Text passage:
-- Opening Marker --

The Lobbi Delivery Team
Operational Systems Engineering
Most failed ops engagements look the same on the way out: a beautifully detailed swimlane diagram of the wrong process, with the wrong boundaries, owned by the wrong team. The work is good; the target was wrong from day one.
That's a scoping failure, not an execution failure — and it's the failure SIPOC and RACI exist to prevent.
What the lens answers
SIPOC — Suppliers, Inputs, Process, Outputs, Customers — answers two questions about the process you're about to model: where does it actually start, and where does it actually end. That sounds trivial. It is not. The "order-to-cash" process at most companies has at least three reasonable starting points (a quote, a signed order form, an issued invoice) and at least two reasonable endings (cash received, revenue recognized). Pick a different combination and you're modeling a different process.

-- Closing Marker --

Directions for this task:
Write the next part of the text on scoping operations work with SIPOC and RACI, picking up after its last sentence. Nothing in the entries that follow is needed.

Data excerpts:

-- Opening Marker --

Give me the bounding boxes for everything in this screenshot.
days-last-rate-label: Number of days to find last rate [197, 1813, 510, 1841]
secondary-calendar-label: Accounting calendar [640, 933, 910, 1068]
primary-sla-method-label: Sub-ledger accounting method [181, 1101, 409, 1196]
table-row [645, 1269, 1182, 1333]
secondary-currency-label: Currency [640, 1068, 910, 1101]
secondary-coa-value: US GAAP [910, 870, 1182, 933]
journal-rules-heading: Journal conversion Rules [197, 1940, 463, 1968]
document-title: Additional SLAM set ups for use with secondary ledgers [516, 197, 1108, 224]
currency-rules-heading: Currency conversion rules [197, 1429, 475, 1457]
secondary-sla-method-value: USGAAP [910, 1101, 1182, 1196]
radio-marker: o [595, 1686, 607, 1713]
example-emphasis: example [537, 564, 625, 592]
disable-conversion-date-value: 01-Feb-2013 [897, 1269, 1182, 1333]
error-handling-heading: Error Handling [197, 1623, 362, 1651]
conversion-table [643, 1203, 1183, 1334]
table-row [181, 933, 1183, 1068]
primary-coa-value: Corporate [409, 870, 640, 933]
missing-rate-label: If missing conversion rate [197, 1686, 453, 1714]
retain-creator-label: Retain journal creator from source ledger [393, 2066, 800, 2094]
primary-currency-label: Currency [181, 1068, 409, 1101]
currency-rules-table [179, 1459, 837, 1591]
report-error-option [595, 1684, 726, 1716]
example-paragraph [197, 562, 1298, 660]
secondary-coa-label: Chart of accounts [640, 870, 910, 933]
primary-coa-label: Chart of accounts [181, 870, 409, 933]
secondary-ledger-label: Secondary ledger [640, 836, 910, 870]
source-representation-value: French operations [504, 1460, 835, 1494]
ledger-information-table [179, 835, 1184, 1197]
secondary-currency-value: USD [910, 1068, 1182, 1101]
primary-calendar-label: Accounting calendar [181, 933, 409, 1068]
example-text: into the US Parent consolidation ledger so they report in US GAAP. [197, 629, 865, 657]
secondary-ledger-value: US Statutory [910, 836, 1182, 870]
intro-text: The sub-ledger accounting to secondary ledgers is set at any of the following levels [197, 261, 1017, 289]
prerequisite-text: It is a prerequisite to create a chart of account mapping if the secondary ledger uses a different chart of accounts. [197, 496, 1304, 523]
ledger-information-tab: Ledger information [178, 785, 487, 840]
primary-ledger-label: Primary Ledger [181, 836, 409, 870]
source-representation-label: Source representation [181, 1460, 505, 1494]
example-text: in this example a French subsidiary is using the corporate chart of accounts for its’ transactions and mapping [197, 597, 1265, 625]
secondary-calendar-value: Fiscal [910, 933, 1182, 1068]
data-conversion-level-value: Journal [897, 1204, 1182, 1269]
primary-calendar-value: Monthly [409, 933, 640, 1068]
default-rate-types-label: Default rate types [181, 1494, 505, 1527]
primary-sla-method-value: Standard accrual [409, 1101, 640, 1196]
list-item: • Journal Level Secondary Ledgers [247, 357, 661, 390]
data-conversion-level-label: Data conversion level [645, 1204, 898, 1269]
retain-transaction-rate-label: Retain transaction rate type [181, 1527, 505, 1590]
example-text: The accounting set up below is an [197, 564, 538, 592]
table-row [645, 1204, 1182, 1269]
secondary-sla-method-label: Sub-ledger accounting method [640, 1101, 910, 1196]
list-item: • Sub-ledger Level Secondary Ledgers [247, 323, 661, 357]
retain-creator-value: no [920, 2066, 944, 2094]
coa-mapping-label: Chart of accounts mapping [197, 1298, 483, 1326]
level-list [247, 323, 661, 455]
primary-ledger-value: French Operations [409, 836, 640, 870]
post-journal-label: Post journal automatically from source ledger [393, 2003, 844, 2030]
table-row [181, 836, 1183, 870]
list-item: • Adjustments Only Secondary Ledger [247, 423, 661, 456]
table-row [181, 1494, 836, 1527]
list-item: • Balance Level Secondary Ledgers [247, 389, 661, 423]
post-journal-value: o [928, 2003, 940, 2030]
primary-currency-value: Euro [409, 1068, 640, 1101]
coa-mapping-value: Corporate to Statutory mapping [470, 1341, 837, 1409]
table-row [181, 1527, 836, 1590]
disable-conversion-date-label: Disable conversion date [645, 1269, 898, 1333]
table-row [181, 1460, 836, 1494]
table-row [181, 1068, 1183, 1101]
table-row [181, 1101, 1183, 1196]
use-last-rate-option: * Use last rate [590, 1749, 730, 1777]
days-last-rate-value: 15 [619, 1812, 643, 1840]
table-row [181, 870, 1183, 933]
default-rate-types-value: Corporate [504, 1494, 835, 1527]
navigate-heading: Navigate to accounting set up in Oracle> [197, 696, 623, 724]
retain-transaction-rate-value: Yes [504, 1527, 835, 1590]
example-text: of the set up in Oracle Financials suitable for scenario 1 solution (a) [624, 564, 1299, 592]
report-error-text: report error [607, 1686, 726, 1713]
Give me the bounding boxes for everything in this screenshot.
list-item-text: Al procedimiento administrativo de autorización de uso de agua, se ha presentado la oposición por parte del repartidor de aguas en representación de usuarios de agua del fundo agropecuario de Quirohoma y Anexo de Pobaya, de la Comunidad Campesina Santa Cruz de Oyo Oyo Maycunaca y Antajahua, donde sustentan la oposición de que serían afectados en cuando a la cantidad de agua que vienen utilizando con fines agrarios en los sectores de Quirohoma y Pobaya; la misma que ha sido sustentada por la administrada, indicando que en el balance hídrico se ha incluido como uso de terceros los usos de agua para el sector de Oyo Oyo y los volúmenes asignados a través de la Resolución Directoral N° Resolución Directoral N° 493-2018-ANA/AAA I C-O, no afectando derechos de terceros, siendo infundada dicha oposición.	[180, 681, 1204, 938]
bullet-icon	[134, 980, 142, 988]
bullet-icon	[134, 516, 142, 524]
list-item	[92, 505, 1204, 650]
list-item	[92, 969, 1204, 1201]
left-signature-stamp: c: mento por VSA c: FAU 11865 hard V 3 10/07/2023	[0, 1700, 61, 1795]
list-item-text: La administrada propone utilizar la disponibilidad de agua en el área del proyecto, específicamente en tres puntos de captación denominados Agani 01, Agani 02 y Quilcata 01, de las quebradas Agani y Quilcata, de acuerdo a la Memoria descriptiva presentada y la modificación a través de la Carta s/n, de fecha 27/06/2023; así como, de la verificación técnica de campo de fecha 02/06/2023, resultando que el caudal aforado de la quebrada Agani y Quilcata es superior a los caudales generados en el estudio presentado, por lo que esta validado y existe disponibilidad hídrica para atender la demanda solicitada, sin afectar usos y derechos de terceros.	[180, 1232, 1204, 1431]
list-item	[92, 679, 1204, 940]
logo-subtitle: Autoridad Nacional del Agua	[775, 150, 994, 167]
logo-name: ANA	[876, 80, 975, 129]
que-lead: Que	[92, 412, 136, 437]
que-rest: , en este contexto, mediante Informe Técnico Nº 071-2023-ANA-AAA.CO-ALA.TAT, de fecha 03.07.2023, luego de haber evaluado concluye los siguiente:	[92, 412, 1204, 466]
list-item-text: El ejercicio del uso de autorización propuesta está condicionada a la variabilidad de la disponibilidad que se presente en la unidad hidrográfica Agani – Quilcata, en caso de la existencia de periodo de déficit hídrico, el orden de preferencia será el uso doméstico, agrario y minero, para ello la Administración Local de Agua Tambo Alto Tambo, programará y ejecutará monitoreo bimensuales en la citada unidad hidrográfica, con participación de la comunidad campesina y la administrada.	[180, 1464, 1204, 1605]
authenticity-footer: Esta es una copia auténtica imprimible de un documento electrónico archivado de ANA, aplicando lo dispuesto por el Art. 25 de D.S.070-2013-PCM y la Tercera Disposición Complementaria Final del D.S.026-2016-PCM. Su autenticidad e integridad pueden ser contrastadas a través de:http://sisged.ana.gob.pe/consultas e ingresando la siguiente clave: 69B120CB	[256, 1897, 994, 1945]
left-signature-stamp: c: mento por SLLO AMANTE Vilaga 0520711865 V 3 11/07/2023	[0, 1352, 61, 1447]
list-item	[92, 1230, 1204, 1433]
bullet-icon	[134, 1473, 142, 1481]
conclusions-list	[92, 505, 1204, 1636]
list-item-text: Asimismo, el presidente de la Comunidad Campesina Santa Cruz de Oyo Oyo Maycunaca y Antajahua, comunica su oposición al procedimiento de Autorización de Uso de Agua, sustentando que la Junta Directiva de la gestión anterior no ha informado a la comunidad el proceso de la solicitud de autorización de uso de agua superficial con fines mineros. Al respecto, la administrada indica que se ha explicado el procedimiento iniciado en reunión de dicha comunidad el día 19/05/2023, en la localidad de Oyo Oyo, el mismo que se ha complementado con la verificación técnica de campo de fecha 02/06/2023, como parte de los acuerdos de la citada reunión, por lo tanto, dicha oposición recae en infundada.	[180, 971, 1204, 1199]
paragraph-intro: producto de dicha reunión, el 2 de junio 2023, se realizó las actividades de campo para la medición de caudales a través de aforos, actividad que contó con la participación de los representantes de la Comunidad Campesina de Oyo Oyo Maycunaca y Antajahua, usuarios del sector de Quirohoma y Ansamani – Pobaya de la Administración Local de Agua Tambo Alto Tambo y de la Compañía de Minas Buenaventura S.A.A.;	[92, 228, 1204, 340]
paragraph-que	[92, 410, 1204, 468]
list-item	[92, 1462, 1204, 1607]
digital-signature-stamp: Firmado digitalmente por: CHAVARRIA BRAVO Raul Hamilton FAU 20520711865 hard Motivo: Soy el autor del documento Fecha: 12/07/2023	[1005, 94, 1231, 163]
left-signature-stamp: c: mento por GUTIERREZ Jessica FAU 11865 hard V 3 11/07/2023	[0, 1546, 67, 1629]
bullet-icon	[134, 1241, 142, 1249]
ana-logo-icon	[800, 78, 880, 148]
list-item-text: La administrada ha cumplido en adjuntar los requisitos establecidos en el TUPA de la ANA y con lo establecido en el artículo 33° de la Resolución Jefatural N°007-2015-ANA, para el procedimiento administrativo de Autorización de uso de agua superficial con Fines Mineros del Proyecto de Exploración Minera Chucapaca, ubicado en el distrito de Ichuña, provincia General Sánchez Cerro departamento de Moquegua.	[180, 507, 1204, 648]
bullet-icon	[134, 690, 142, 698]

-- Closing Marker --

Expected answer:
RACI — Responsible, Accountable, Consulted, Informed — answers a different question: for each major decision inside that scope, who actually owns it. Not who attends the meeting. Not who emails about it. Who would still have authority to make a call if everyone else was on PTO.
Why we run it first
Every other lens — swimlane diagrams of handoffs, value stream maps of time, customer journeys of experience — assumes you've already agreed on what counts as "the process" and who counts as "the owner." If those two things drift during the engagement, the maps drift with them.
The classic symptom is what we call lens drift: the swimlane diagram covers steps 1 through 11; the value stream map covers steps 4 through 14; the customer journey covers steps 1 through 7. They look like three views of one process. They are actually three views of three different processes. Trying to reconcile them takes weeks. Skipping that reconciliation produces decisions optimized against a fictional system.
What "good" looks like
A SIPOC that's done its job fits on one page. Five columns, eight to twelve rows, every input traceable to a supplier and every output traceable to a customer. It is boring. It should be boring. The point of SIPOC is to make scope so explicit that there is nothing left to argue about when a stakeholder shows up two weeks in and says "wait, I thought this also covered…"
A RACI that's done its job has exactly one A per row. Multiple Accountables means nobody is. That single rule has caused more useful arguments in our engagements than any other single artifact.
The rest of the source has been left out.